Collected data:

☆ ☆ ☆ ☆ ☆ ☆ ☆

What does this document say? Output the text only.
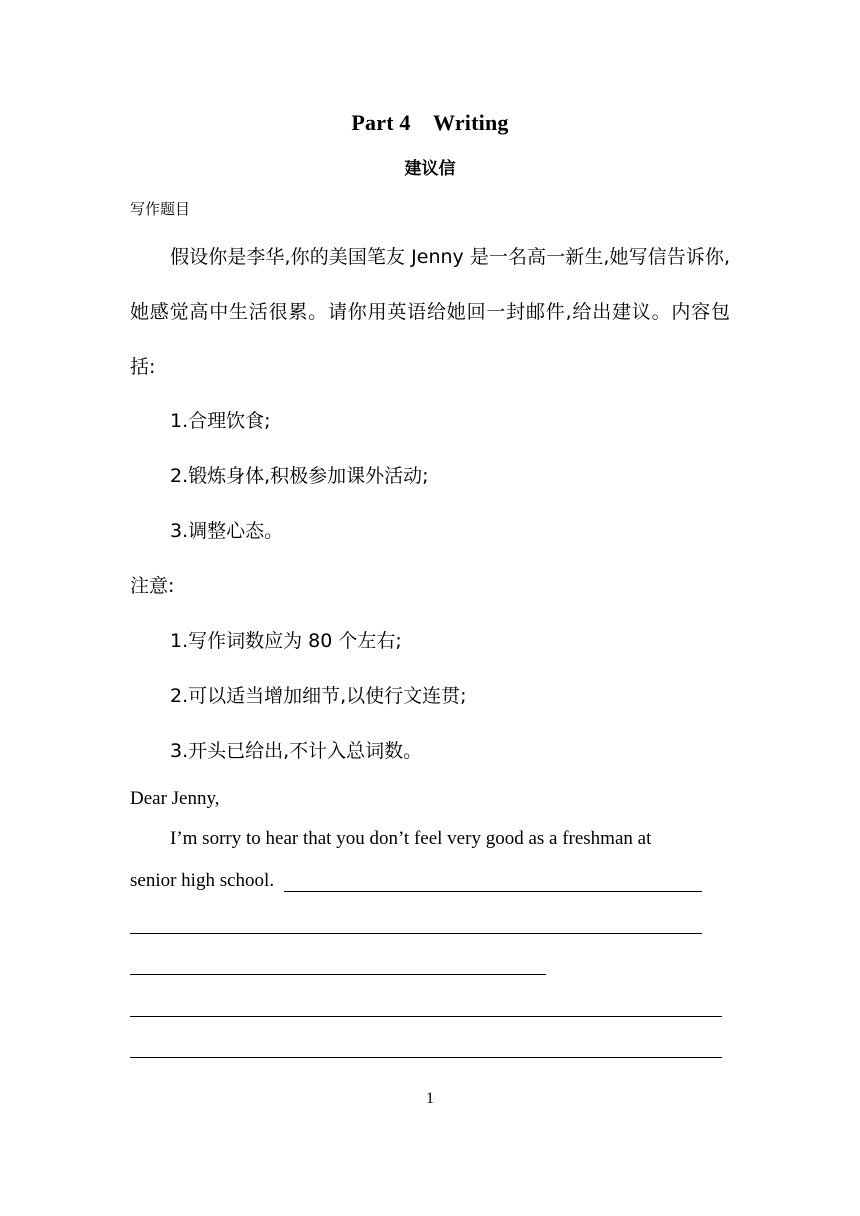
Part 4    Writing
建议信
写作题目

假设你是李华,你的美国笔友 Jenny 是一名高一新生,她写信告诉你,她感觉高中生活很累。请你用英语给她回一封邮件,给出建议。内容包括:

1.合理饮食;
2.锻炼身体,积极参加课外活动;
3.调整心态。
注意:
1.写作词数应为 80 个左右;
2.可以适当增加细节,以使行文连贯;
3.开头已给出,不计入总词数。
Dear Jenny,
I’m sorry to hear that you don’t feel very good as a freshman at
senior high school.
1
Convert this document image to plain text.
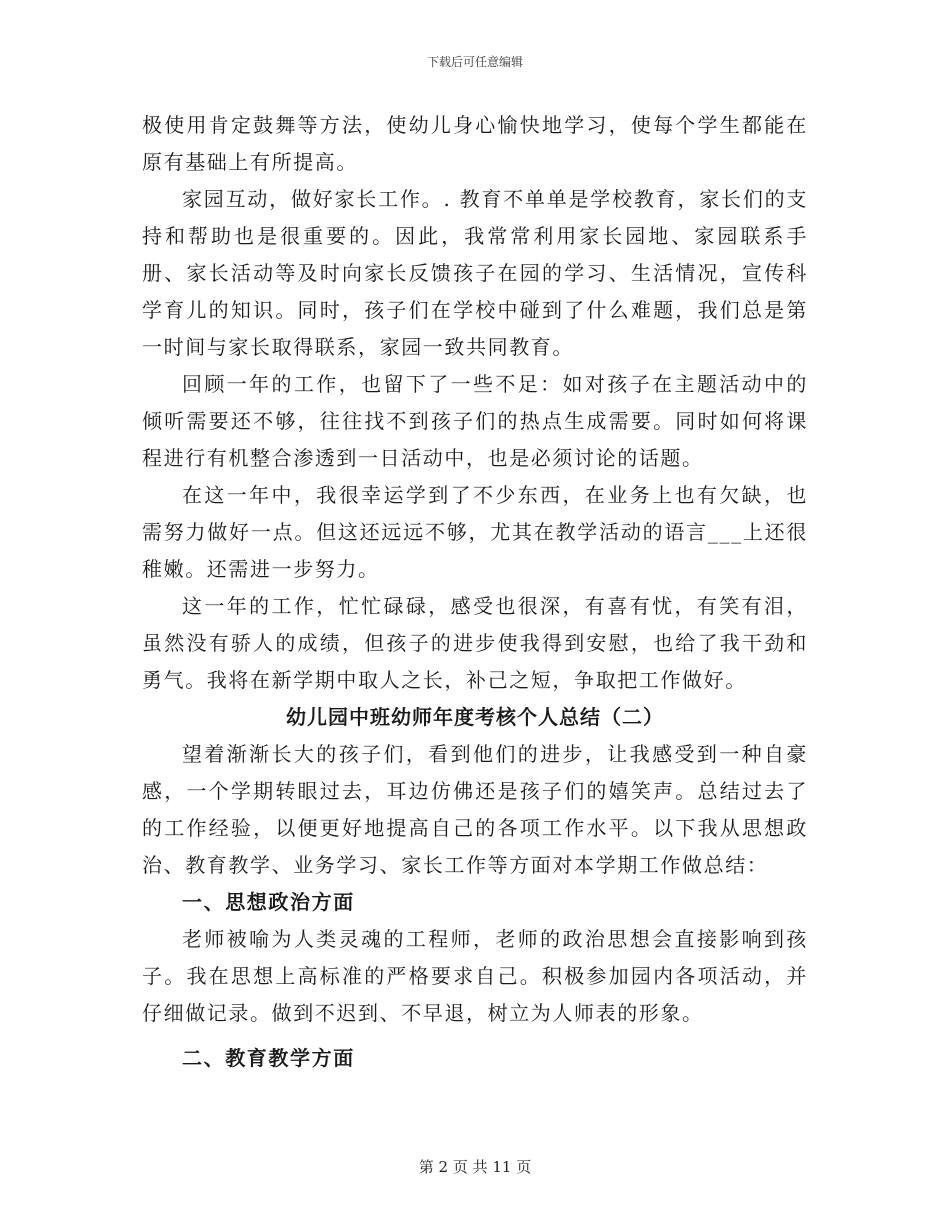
下载后可任意编辑

极使用肯定鼓舞等方法，使幼儿身心愉快地学习，使每个学生都能在原有基础上有所提高。

家园互动，做好家长工作。. 教育不单单是学校教育，家长们的支持和帮助也是很重要的。因此，我常常利用家长园地、家园联系手册、家长活动等及时向家长反馈孩子在园的学习、生活情况，宣传科学育儿的知识。同时，孩子们在学校中碰到了什么难题，我们总是第一时间与家长取得联系，家园一致共同教育。

回顾一年的工作，也留下了一些不足：如对孩子在主题活动中的倾听需要还不够，往往找不到孩子们的热点生成需要。同时如何将课程进行有机整合渗透到一日活动中，也是必须讨论的话题。

在这一年中，我很幸运学到了不少东西，在业务上也有欠缺，也需努力做好一点。但这还远远不够，尤其在教学活动的语言___上还很稚嫩。还需进一步努力。

这一年的工作，忙忙碌碌，感受也很深，有喜有忧，有笑有泪，虽然没有骄人的成绩，但孩子的进步使我得到安慰，也给了我干劲和勇气。我将在新学期中取人之长，补己之短，争取把工作做好。

幼儿园中班幼师年度考核个人总结（二）

望着渐渐长大的孩子们，看到他们的进步，让我感受到一种自豪感，一个学期转眼过去，耳边仿佛还是孩子们的嬉笑声。总结过去了的工作经验，以便更好地提高自己的各项工作水平。以下我从思想政治、教育教学、业务学习、家长工作等方面对本学期工作做总结：

一、思想政治方面

老师被喻为人类灵魂的工程师，老师的政治思想会直接影响到孩子。我在思想上高标准的严格要求自己。积极参加园内各项活动，并仔细做记录。做到不迟到、不早退，树立为人师表的形象。

二、教育教学方面

第 2 页 共 11 页
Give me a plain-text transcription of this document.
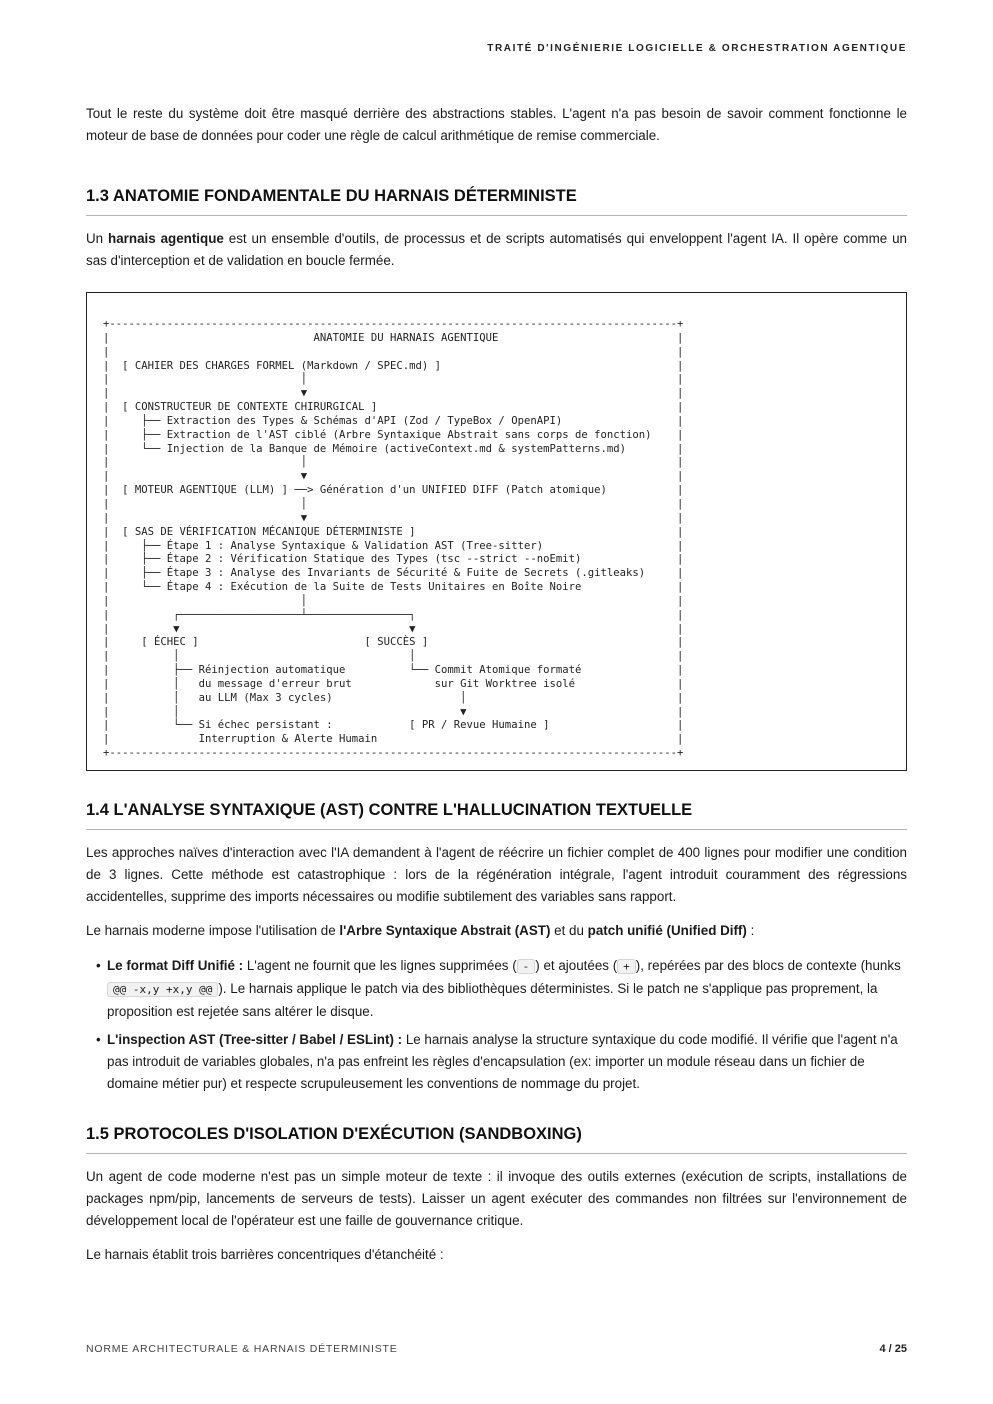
TRAITÉ D'INGÉNIERIE LOGICIELLE & ORCHESTRATION AGENTIQUE

Tout le reste du système doit être masqué derrière des abstractions stables. L'agent n'a pas besoin de savoir comment fonctionne le moteur de base de données pour coder une règle de calcul arithmétique de remise commerciale.

1.3 ANATOMIE FONDAMENTALE DU HARNAIS DÉTERMINISTE

Un harnais agentique est un ensemble d'outils, de processus et de scripts automatisés qui enveloppent l'agent IA. Il opère comme un sas d'interception et de validation en boucle fermée.

+-----------------------------------------------------------------------------------------+
|                                ANATOMIE DU HARNAIS AGENTIQUE                            |
|                                                                                         |
|  [ CAHIER DES CHARGES FORMEL (Markdown / SPEC.md) ]                                     |
|                              │                                                          |
|                              ▼                                                          |
|  [ CONSTRUCTEUR DE CONTEXTE CHIRURGICAL ]                                               |
|     ├── Extraction des Types & Schémas d'API (Zod / TypeBox / OpenAPI)                  |
|     ├── Extraction de l'AST ciblé (Arbre Syntaxique Abstrait sans corps de fonction)    |
|     └── Injection de la Banque de Mémoire (activeContext.md & systemPatterns.md)        |
|                              │                                                          |
|                              ▼                                                          |
|  [ MOTEUR AGENTIQUE (LLM) ] ──> Génération d'un UNIFIED DIFF (Patch atomique)           |
|                              │                                                          |
|                              ▼                                                          |
|  [ SAS DE VÉRIFICATION MÉCANIQUE DÉTERMINISTE ]                                         |
|     ├── Étape 1 : Analyse Syntaxique & Validation AST (Tree-sitter)                     |
|     ├── Étape 2 : Vérification Statique des Types (tsc --strict --noEmit)               |
|     ├── Étape 3 : Analyse des Invariants de Sécurité & Fuite de Secrets (.gitleaks)     |
|     └── Étape 4 : Exécution de la Suite de Tests Unitaires en Boîte Noire               |
|                              │                                                          |
|          ┌───────────────────┴────────────────┐                                         |
|          ▼                                    ▼                                         |
|     [ ÉCHEC ]                          [ SUCCÈS ]                                       |
|          │                                    │                                         |
|          ├── Réinjection automatique          └── Commit Atomique formaté               |
|          │   du message d'erreur brut             sur Git Worktree isolé                |
|          │   au LLM (Max 3 cycles)                    │                                 |
|          │                                            ▼                                 |
|          └── Si échec persistant :            [ PR / Revue Humaine ]                    |
|              Interruption & Alerte Humain                                               |
+-----------------------------------------------------------------------------------------+
1.4 L'ANALYSE SYNTAXIQUE (AST) CONTRE L'HALLUCINATION TEXTUELLE

Les approches naïves d'interaction avec l'IA demandent à l'agent de réécrire un fichier complet de 400 lignes pour modifier une condition de 3 lignes. Cette méthode est catastrophique : lors de la régénération intégrale, l'agent introduit couramment des régressions accidentelles, supprime des imports nécessaires ou modifie subtilement des variables sans rapport.

Le harnais moderne impose l'utilisation de l'Arbre Syntaxique Abstrait (AST) et du patch unifié (Unified Diff) :

• Le format Diff Unifié : L'agent ne fournit que les lignes supprimées ( - ) et ajoutées ( + ), repérées par des blocs de contexte (hunks @@ -x,y +x,y @@ ). Le harnais applique le patch via des bibliothèques déterministes. Si le patch ne s'applique pas proprement, la proposition est rejetée sans altérer le disque.
• L'inspection AST (Tree-sitter / Babel / ESLint) : Le harnais analyse la structure syntaxique du code modifié. Il vérifie que l'agent n'a pas introduit de variables globales, n'a pas enfreint les règles d'encapsulation (ex: importer un module réseau dans un fichier de domaine métier pur) et respecte scrupuleusement les conventions de nommage du projet.
1.5 PROTOCOLES D'ISOLATION D'EXÉCUTION (SANDBOXING)

Un agent de code moderne n'est pas un simple moteur de texte : il invoque des outils externes (exécution de scripts, installations de packages npm/pip, lancements de serveurs de tests). Laisser un agent exécuter des commandes non filtrées sur l'environnement de développement local de l'opérateur est une faille de gouvernance critique.

Le harnais établit trois barrières concentriques d'étanchéité :

NORME ARCHITECTURALE & HARNAIS DÉTERMINISTE	4 / 25
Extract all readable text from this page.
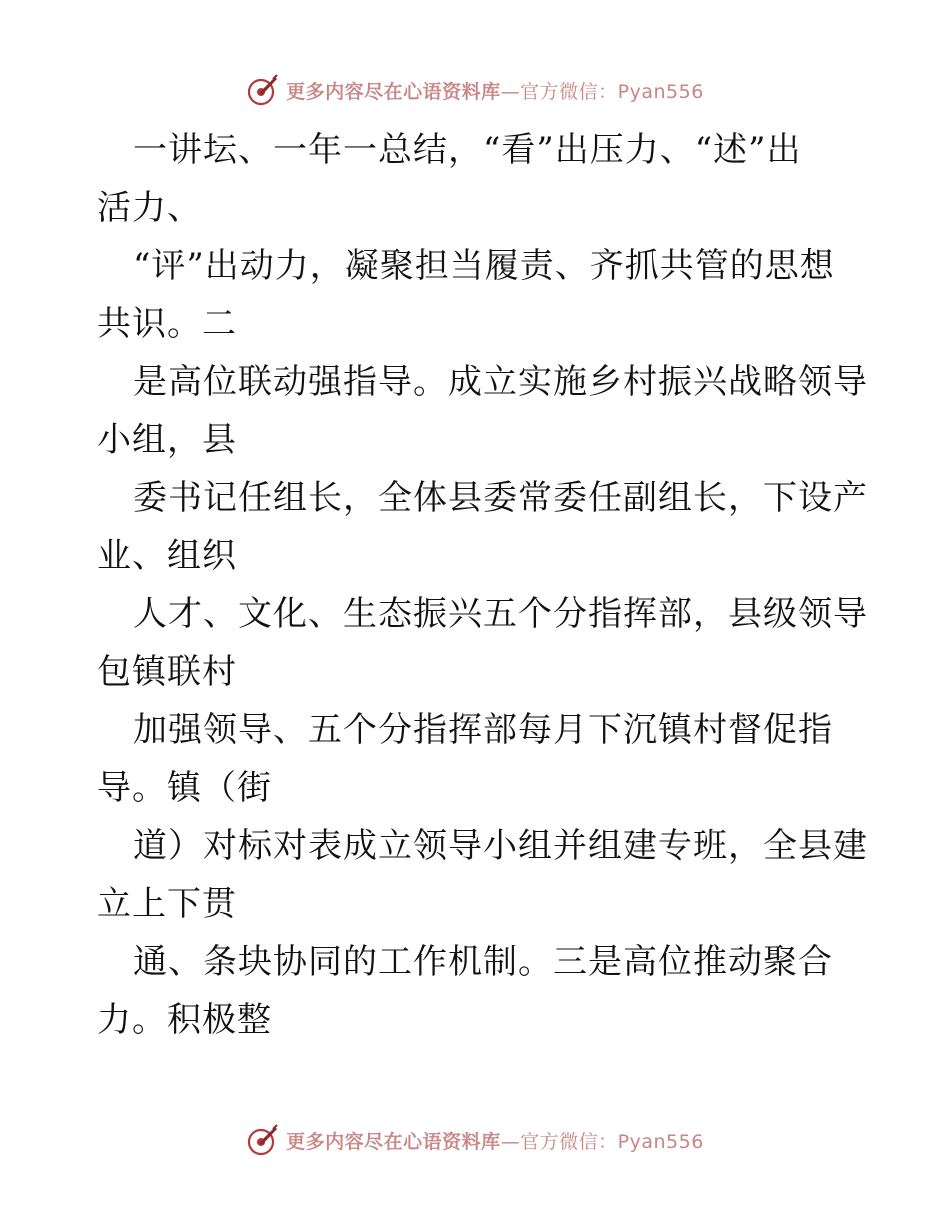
更多内容尽在心语资料库—官方微信：Pyan556
一讲坛、一年一总结，“看”出压力、“述”出
活力、
“评”出动力，凝聚担当履责、齐抓共管的思想
共识。二
是高位联动强指导。成立实施乡村振兴战略领导
小组，县
委书记任组长，全体县委常委任副组长，下设产
业、组织
人才、文化、生态振兴五个分指挥部，县级领导
包镇联村
加强领导、五个分指挥部每月下沉镇村督促指
导。镇（街
道）对标对表成立领导小组并组建专班，全县建
立上下贯
通、条块协同的工作机制。三是高位推动聚合
力。积极整
更多内容尽在心语资料库—官方微信：Pyan556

☆ ☆ ☆ ☆ ☆ ☆ ☆

## Work to complete
From the entries above, select each line containing the string "Arbre".

## Full response
|     ├── Extraction de l'AST ciblé (Arbre Syntaxique Abstrait sans corps de fonction)    |
Le harnais moderne impose l'utilisation de l'Arbre Syntaxique Abstrait (AST) et du patch unifié (Unified Diff) :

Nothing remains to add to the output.